Figure contents as structured data
● ● ●
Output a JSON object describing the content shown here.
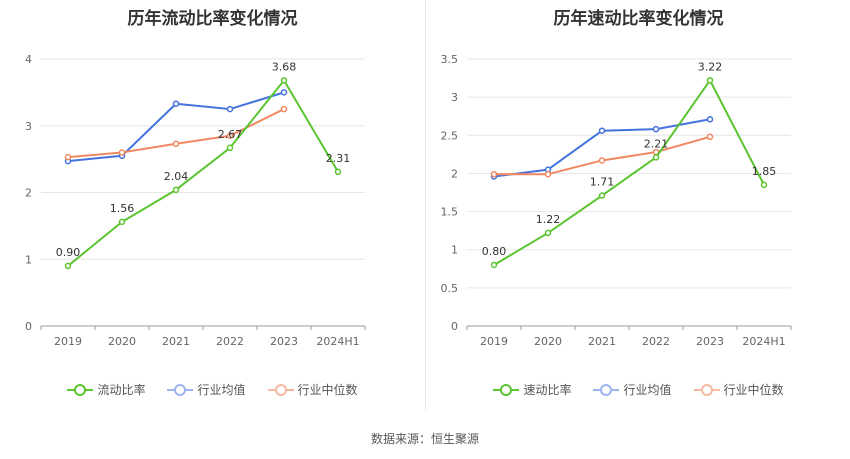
{
  "footer": "数据来源：恒生聚源",
  "chart_data": [
    {
      "type": "line",
      "title": "历年流动比率变化情况",
      "categories": [
        "2019",
        "2020",
        "2021",
        "2022",
        "2023",
        "2024H1"
      ],
      "ylim": [
        0,
        4
      ],
      "yticks": [
        "0",
        "1",
        "2",
        "3",
        "4"
      ],
      "grid": true,
      "legend_position": "bottom",
      "series": [
        {
          "name": "流动比率",
          "color": "#5cc430",
          "values": [
            0.9,
            1.56,
            2.04,
            2.67,
            3.68,
            2.31
          ],
          "labels": [
            "0.90",
            "1.56",
            "2.04",
            "2.67",
            "3.68",
            "2.31"
          ]
        },
        {
          "name": "行业均值",
          "color": "#4472dd",
          "values": [
            2.47,
            2.55,
            3.33,
            3.25,
            3.5,
            null
          ]
        },
        {
          "name": "行业中位数",
          "color": "#f08862",
          "values": [
            2.53,
            2.6,
            2.73,
            2.85,
            3.25,
            null
          ]
        }
      ]
    },
    {
      "type": "line",
      "title": "历年速动比率变化情况",
      "categories": [
        "2019",
        "2020",
        "2021",
        "2022",
        "2023",
        "2024H1"
      ],
      "ylim": [
        0,
        3.5
      ],
      "yticks": [
        "0",
        "0.5",
        "1",
        "1.5",
        "2",
        "2.5",
        "3",
        "3.5"
      ],
      "grid": true,
      "legend_position": "bottom",
      "series": [
        {
          "name": "速动比率",
          "color": "#5cc430",
          "values": [
            0.8,
            1.22,
            1.71,
            2.21,
            3.22,
            1.85
          ],
          "labels": [
            "0.80",
            "1.22",
            "1.71",
            "2.21",
            "3.22",
            "1.85"
          ]
        },
        {
          "name": "行业均值",
          "color": "#4472dd",
          "values": [
            1.96,
            2.05,
            2.56,
            2.58,
            2.71,
            null
          ]
        },
        {
          "name": "行业中位数",
          "color": "#f08862",
          "values": [
            1.99,
            1.99,
            2.17,
            2.28,
            2.48,
            null
          ]
        }
      ]
    }
  ]
}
● ● ●
• _Stated exercise_
Pictures are excluded; output everything else in the data verbatim.

• _Task response_
Output a JSON object describing the content shown here.
{
  "footer": "数据来源：恒生聚源",
  "chart_data": [
    {
      "type": "line",
      "title": "历年流动比率变化情况",
      "categories": [
        "2019",
        "2020",
        "2021",
        "2022",
        "2023",
        "2024H1"
      ],
      "ylim": [
        0,
        4
      ],
      "yticks": [
        "0",
        "1",
        "2",
        "3",
        "4"
      ],
      "grid": true,
      "legend_position": "bottom",
      "series": [
        {
          "name": "流动比率",
          "color": "#5cc430",
          "values": [
            0.9,
            1.56,
            2.04,
            2.67,
            3.68,
            2.31
          ],
          "labels": [
            "0.90",
            "1.56",
            "2.04",
            "2.67",
            "3.68",
            "2.31"
          ]
        },
        {
          "name": "行业均值",
          "color": "#4472dd",
          "values": [
            2.47,
            2.55,
            3.33,
            3.25,
            3.5,
            null
          ]
        },
        {
          "name": "行业中位数",
          "color": "#f08862",
          "values": [
            2.53,
            2.6,
            2.73,
            2.85,
            3.25,
            null
          ]
        }
      ]
    },
    {
      "type": "line",
      "title": "历年速动比率变化情况",
      "categories": [
        "2019",
        "2020",
        "2021",
        "2022",
        "2023",
        "2024H1"
      ],
      "ylim": [
        0,
        3.5
      ],
      "yticks": [
        "0",
        "0.5",
        "1",
        "1.5",
        "2",
        "2.5",
        "3",
        "3.5"
      ],
      "grid": true,
      "legend_position": "bottom",
      "series": [
        {
          "name": "速动比率",
          "color": "#5cc430",
          "values": [
            0.8,
            1.22,
            1.71,
            2.21,
            3.22,
            1.85
          ],
          "labels": [
            "0.80",
            "1.22",
            "1.71",
            "2.21",
            "3.22",
            "1.85"
          ]
        },
        {
          "name": "行业均值",
          "color": "#4472dd",
          "values": [
            1.96,
            2.05,
            2.56,
            2.58,
            2.71,
            null
          ]
        },
        {
          "name": "行业中位数",
          "color": "#f08862",
          "values": [
            1.99,
            1.99,
            2.17,
            2.28,
            2.48,
            null
          ]
        }
      ]
    }
  ]
}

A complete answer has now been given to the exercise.